Start of Block

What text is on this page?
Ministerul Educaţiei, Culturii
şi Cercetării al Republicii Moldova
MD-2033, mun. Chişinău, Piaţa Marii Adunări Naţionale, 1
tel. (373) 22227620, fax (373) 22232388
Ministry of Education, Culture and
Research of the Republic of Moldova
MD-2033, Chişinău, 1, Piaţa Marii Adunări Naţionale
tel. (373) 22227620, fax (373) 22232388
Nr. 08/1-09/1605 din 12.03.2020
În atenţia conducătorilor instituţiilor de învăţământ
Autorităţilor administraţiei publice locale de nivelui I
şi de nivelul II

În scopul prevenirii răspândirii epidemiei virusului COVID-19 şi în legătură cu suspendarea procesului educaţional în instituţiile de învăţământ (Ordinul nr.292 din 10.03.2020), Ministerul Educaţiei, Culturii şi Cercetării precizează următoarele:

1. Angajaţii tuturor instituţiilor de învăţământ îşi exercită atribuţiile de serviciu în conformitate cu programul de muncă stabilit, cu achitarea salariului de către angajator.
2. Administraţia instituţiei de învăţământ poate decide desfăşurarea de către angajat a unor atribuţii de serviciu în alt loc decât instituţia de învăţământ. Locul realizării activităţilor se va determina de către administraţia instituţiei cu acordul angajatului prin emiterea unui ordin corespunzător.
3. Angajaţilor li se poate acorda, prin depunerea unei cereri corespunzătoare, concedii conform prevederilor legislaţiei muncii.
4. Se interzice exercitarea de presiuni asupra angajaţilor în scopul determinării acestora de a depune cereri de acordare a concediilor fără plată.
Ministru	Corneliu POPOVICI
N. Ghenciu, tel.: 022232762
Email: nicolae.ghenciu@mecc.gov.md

End of Block
Start of Block

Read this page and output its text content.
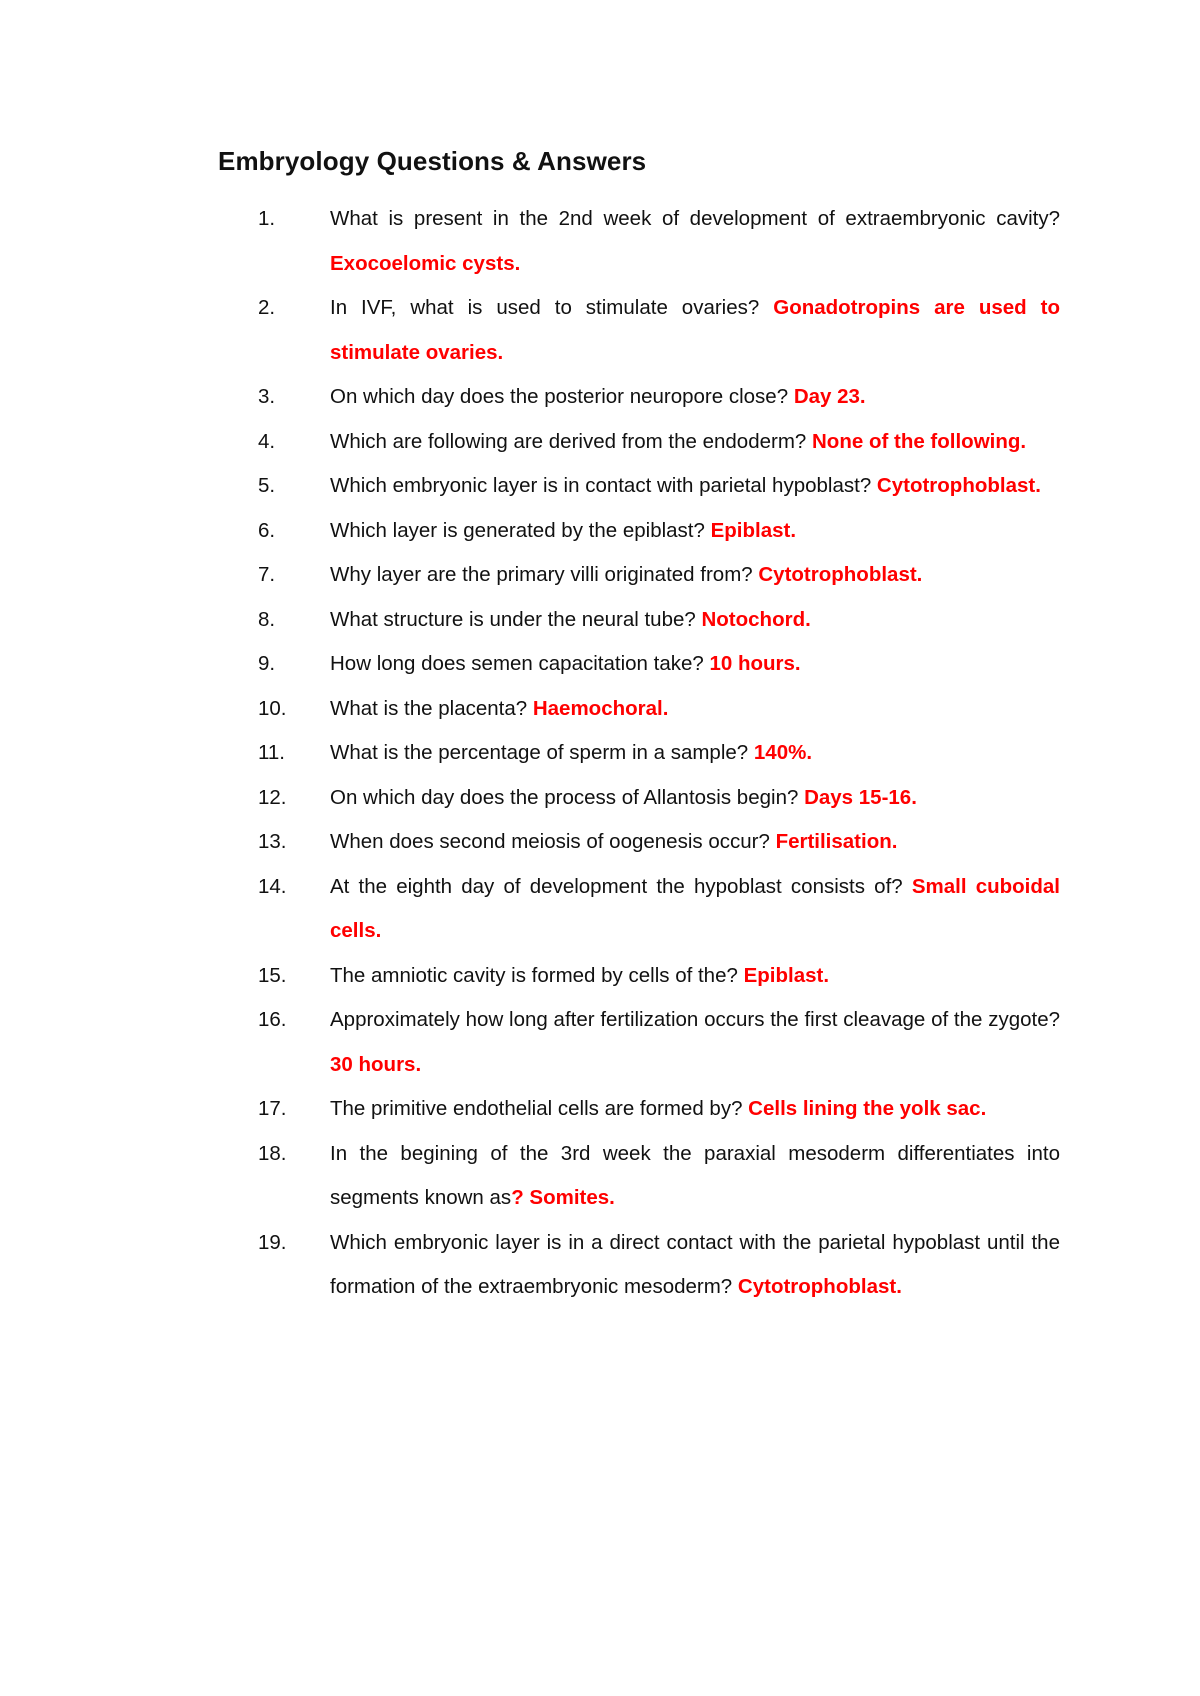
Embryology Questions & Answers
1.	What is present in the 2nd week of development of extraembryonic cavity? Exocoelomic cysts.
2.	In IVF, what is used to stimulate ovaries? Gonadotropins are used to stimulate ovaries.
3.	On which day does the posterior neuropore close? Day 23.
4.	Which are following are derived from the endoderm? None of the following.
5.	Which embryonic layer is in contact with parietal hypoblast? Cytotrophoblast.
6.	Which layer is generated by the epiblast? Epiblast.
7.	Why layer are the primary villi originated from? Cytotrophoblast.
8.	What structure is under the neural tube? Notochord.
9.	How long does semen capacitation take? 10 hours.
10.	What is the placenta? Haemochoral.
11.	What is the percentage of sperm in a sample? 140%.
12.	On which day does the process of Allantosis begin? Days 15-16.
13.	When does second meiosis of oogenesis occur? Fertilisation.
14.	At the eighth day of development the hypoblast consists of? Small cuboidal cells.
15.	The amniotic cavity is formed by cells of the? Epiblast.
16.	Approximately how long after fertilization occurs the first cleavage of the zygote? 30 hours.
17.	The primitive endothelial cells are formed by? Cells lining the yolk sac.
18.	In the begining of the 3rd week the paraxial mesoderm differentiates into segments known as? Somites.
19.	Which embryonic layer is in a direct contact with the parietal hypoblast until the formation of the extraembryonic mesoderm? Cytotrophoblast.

End of Block
Start of Block

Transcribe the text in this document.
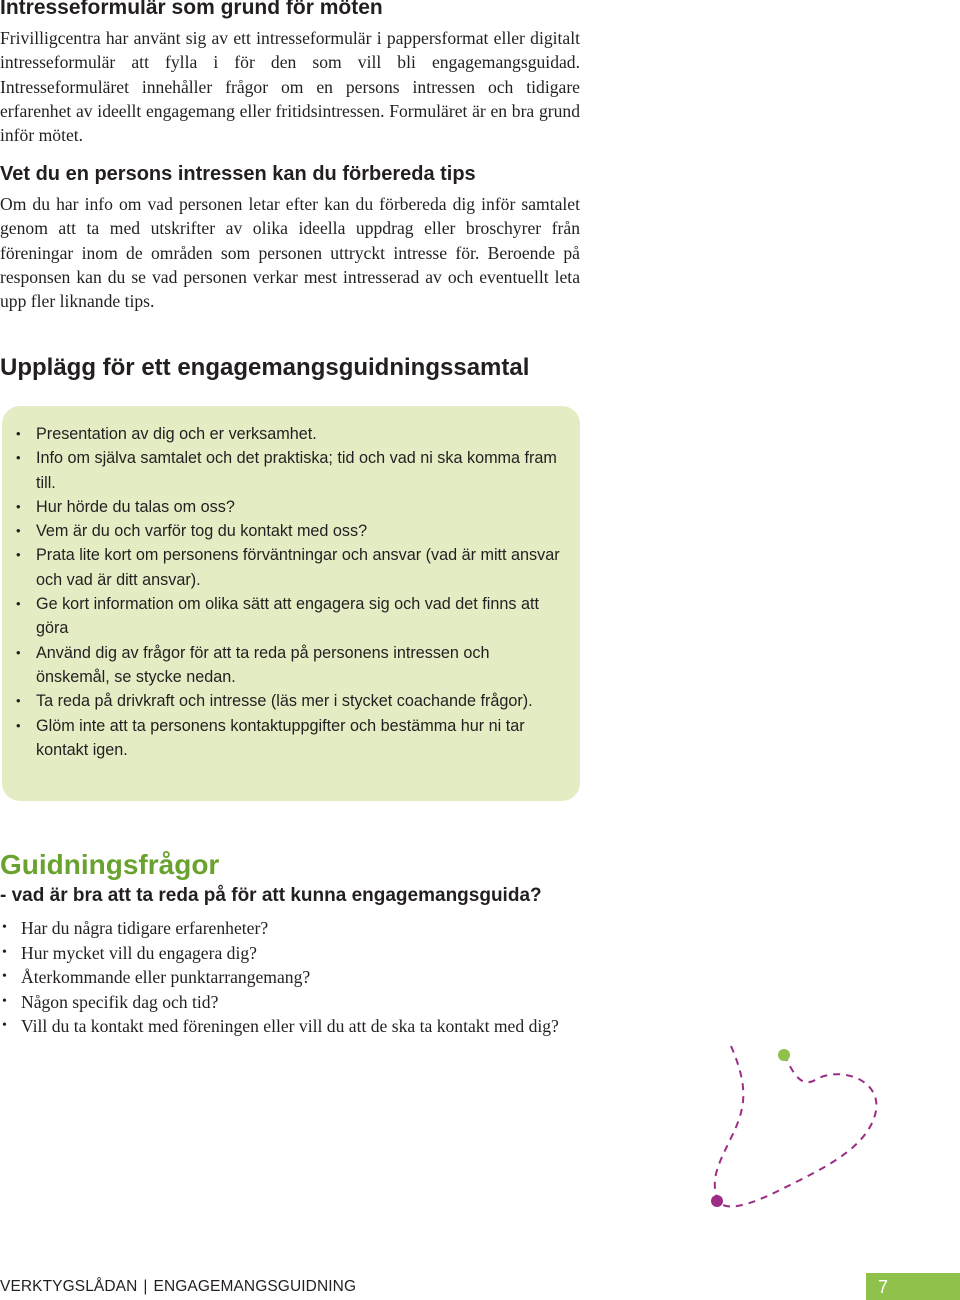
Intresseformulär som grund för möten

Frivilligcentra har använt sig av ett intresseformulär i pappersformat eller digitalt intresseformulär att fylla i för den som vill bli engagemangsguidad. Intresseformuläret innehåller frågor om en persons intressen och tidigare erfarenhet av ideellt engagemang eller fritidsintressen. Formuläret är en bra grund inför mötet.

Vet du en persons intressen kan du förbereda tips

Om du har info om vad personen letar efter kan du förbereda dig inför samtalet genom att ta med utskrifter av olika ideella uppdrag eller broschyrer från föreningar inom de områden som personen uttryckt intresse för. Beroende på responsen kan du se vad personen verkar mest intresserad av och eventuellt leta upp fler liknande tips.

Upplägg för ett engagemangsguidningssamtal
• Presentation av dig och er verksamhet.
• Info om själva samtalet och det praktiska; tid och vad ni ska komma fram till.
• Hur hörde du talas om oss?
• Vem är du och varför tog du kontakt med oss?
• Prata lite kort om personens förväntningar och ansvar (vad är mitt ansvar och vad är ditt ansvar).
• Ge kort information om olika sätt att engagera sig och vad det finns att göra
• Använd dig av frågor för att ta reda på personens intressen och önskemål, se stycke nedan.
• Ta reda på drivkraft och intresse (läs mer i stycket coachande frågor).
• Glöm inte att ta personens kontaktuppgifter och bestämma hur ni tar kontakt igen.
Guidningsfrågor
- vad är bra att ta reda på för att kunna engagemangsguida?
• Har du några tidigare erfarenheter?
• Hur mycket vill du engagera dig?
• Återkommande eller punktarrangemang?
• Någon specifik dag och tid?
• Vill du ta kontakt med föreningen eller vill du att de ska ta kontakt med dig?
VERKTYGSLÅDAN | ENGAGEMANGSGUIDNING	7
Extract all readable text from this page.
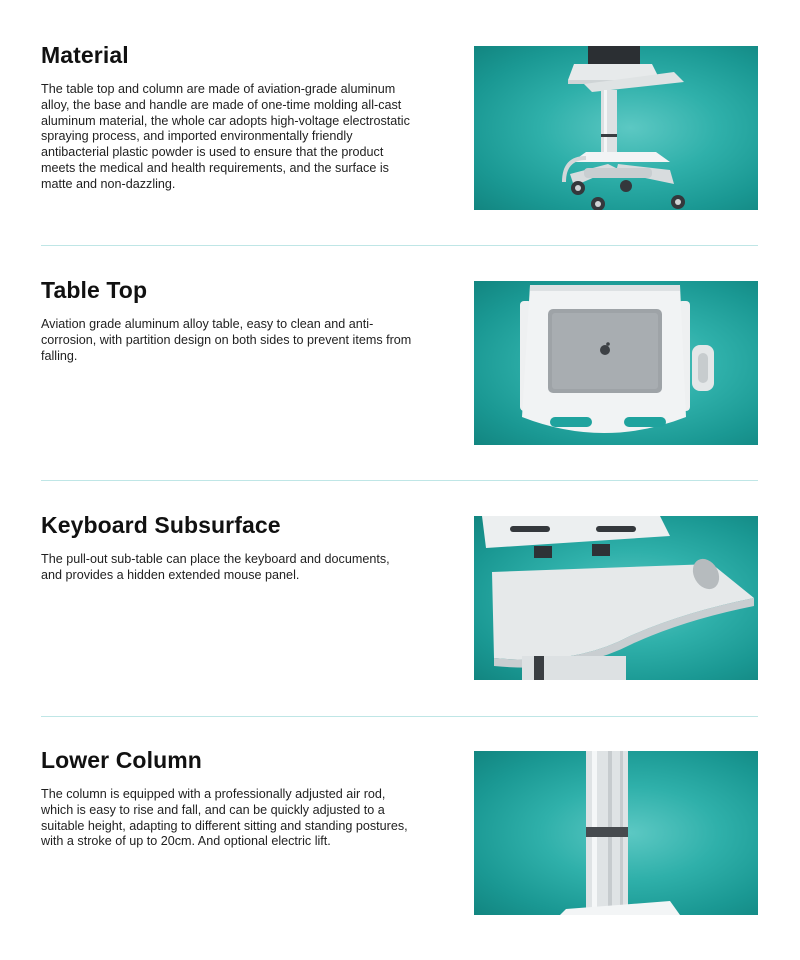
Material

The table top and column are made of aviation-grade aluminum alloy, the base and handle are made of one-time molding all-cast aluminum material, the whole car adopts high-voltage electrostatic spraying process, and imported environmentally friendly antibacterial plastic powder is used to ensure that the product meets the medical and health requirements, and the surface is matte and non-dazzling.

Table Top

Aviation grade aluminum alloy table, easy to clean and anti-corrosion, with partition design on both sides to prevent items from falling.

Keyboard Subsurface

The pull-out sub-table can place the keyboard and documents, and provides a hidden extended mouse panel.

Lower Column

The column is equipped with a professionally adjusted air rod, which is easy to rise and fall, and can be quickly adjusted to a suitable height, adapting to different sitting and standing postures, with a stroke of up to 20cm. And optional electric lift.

End of Block

→ **TASK GOAL**
Using the listing above, return all lines where the word "with" occurs.

→ **ANSWER**
5.	Which embryonic layer is in contact with parietal hypoblast? Cytotrophoblast.
19.	Which embryonic layer is in a direct contact with the parietal hypoblast until the formation of the extraembryonic mesoderm? Cytotrophoblast.
Aviation grade aluminum alloy table, easy to clean and anti-corrosion, with partition design on both sides to prevent items from falling.
The column is equipped with a professionally adjusted air rod, which is easy to rise and fall, and can be quickly adjusted to a suitable height, adapting to different sitting and standing postures, with a stroke of up to 20cm. And optional electric lift.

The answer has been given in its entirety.